Problem statement:
Do not carry the pictures over; copy every other part of the entries exactly.

--- --- ---

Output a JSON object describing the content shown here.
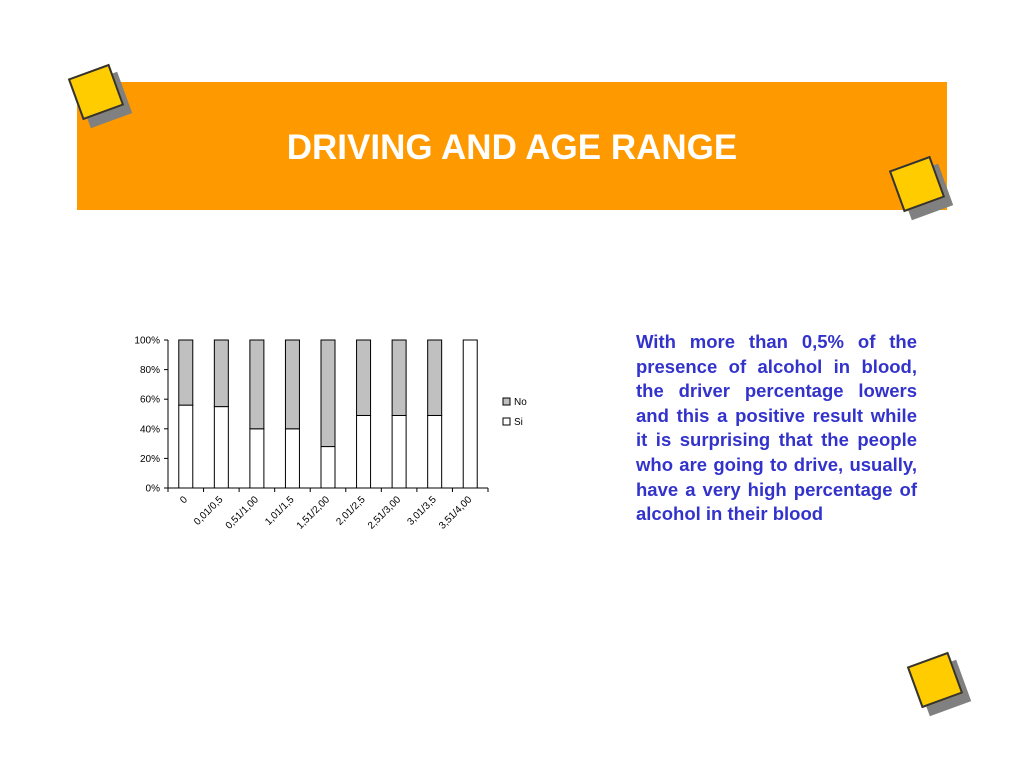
{
  "slide": {
    "title": "DRIVING AND AGE RANGE",
    "body": "With more than 0,5% of the presence of alcohol in blood, the driver percentage lowers and this a positive result while it is surprising that the people who are going to drive, usually, have a very high percentage of alcohol in their blood"
  },
  "colors": {
    "banner": "#ff9900",
    "title_text": "#ffffff",
    "body_text": "#3333cc",
    "deco_fill": "#ffcc00",
    "deco_shadow": "#808080"
  },
  "chart_data": {
    "type": "bar",
    "stacked": true,
    "percent": true,
    "categories": [
      "0",
      "0,01/0,5",
      "0,51/1,00",
      "1,01/1,5",
      "1,51/2,00",
      "2,01/2,5",
      "2,51/3,00",
      "3,01/3,5",
      "3,51/4,00"
    ],
    "series": [
      {
        "name": "Si",
        "color": "#ffffff",
        "values": [
          56,
          55,
          40,
          40,
          28,
          49,
          49,
          49,
          100
        ]
      },
      {
        "name": "No",
        "color": "#c0c0c0",
        "values": [
          44,
          45,
          60,
          60,
          72,
          51,
          51,
          51,
          0
        ]
      }
    ],
    "legend_order": [
      "No",
      "Si"
    ],
    "yticks": [
      "0%",
      "20%",
      "40%",
      "60%",
      "80%",
      "100%"
    ],
    "ylim": [
      0,
      100
    ],
    "legend_position": "right",
    "grid": false
  }
}
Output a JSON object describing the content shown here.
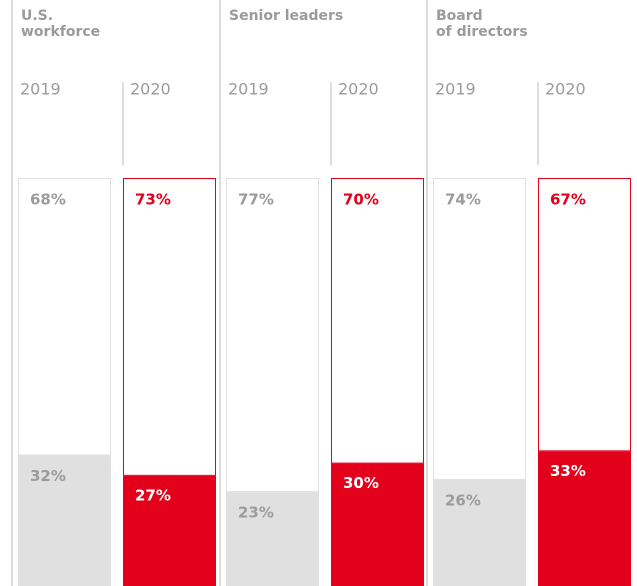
{
  "chart_data": {
    "type": "stacked-bar",
    "ylim": [
      0,
      100
    ],
    "colors": [
      "#e0e0e0",
      "#e2001a"
    ],
    "label_colors": [
      "#9b9b9b",
      "#e2001a"
    ],
    "groups": [
      {
        "title": "U.S.\nworkforce",
        "categories": [
          "2019",
          "2020"
        ],
        "series": [
          {
            "values": [
              32,
              27
            ],
            "value_labels": [
              "32%",
              "27%"
            ]
          },
          {
            "values": [
              68,
              73
            ],
            "value_labels": [
              "68%",
              "73%"
            ]
          }
        ]
      },
      {
        "title": "Senior leaders",
        "categories": [
          "2019",
          "2020"
        ],
        "series": [
          {
            "values": [
              23,
              30
            ],
            "value_labels": [
              "23%",
              "30%"
            ]
          },
          {
            "values": [
              77,
              70
            ],
            "value_labels": [
              "77%",
              "70%"
            ]
          }
        ]
      },
      {
        "title": "Board\nof directors",
        "categories": [
          "2019",
          "2020"
        ],
        "series": [
          {
            "values": [
              26,
              33
            ],
            "value_labels": [
              "26%",
              "33%"
            ]
          },
          {
            "values": [
              74,
              67
            ],
            "value_labels": [
              "74%",
              "67%"
            ]
          }
        ]
      }
    ]
  }
}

--- --- ---

Answer:
Output a JSON object describing the content shown here.
{
  "slide": {
    "title": "DRIVING AND AGE RANGE",
    "body": "With more than 0,5% of the presence of alcohol in blood, the driver percentage lowers and this a positive result while it is surprising that the people who are going to drive, usually, have a very high percentage of alcohol in their blood"
  },
  "colors": {
    "banner": "#ff9900",
    "title_text": "#ffffff",
    "body_text": "#3333cc",
    "deco_fill": "#ffcc00",
    "deco_shadow": "#808080"
  },
  "chart_data": {
    "type": "bar",
    "stacked": true,
    "percent": true,
    "categories": [
      "0",
      "0,01/0,5",
      "0,51/1,00",
      "1,01/1,5",
      "1,51/2,00",
      "2,01/2,5",
      "2,51/3,00",
      "3,01/3,5",
      "3,51/4,00"
    ],
    "series": [
      {
        "name": "Si",
        "color": "#ffffff",
        "values": [
          56,
          55,
          40,
          40,
          28,
          49,
          49,
          49,
          100
        ]
      },
      {
        "name": "No",
        "color": "#c0c0c0",
        "values": [
          44,
          45,
          60,
          60,
          72,
          51,
          51,
          51,
          0
        ]
      }
    ],
    "legend_order": [
      "No",
      "Si"
    ],
    "yticks": [
      "0%",
      "20%",
      "40%",
      "60%",
      "80%",
      "100%"
    ],
    "ylim": [
      0,
      100
    ],
    "legend_position": "right",
    "grid": false
  }
}
Output a JSON object describing the content shown here.
{
  "chart_data": {
    "type": "stacked-bar",
    "ylim": [
      0,
      100
    ],
    "colors": [
      "#e0e0e0",
      "#e2001a"
    ],
    "label_colors": [
      "#9b9b9b",
      "#e2001a"
    ],
    "groups": [
      {
        "title": "U.S.\nworkforce",
        "categories": [
          "2019",
          "2020"
        ],
        "series": [
          {
            "values": [
              32,
              27
            ],
            "value_labels": [
              "32%",
              "27%"
            ]
          },
          {
            "values": [
              68,
              73
            ],
            "value_labels": [
              "68%",
              "73%"
            ]
          }
        ]
      },
      {
        "title": "Senior leaders",
        "categories": [
          "2019",
          "2020"
        ],
        "series": [
          {
            "values": [
              23,
              30
            ],
            "value_labels": [
              "23%",
              "30%"
            ]
          },
          {
            "values": [
              77,
              70
            ],
            "value_labels": [
              "77%",
              "70%"
            ]
          }
        ]
      },
      {
        "title": "Board\nof directors",
        "categories": [
          "2019",
          "2020"
        ],
        "series": [
          {
            "values": [
              26,
              33
            ],
            "value_labels": [
              "26%",
              "33%"
            ]
          },
          {
            "values": [
              74,
              67
            ],
            "value_labels": [
              "74%",
              "67%"
            ]
          }
        ]
      }
    ]
  }
}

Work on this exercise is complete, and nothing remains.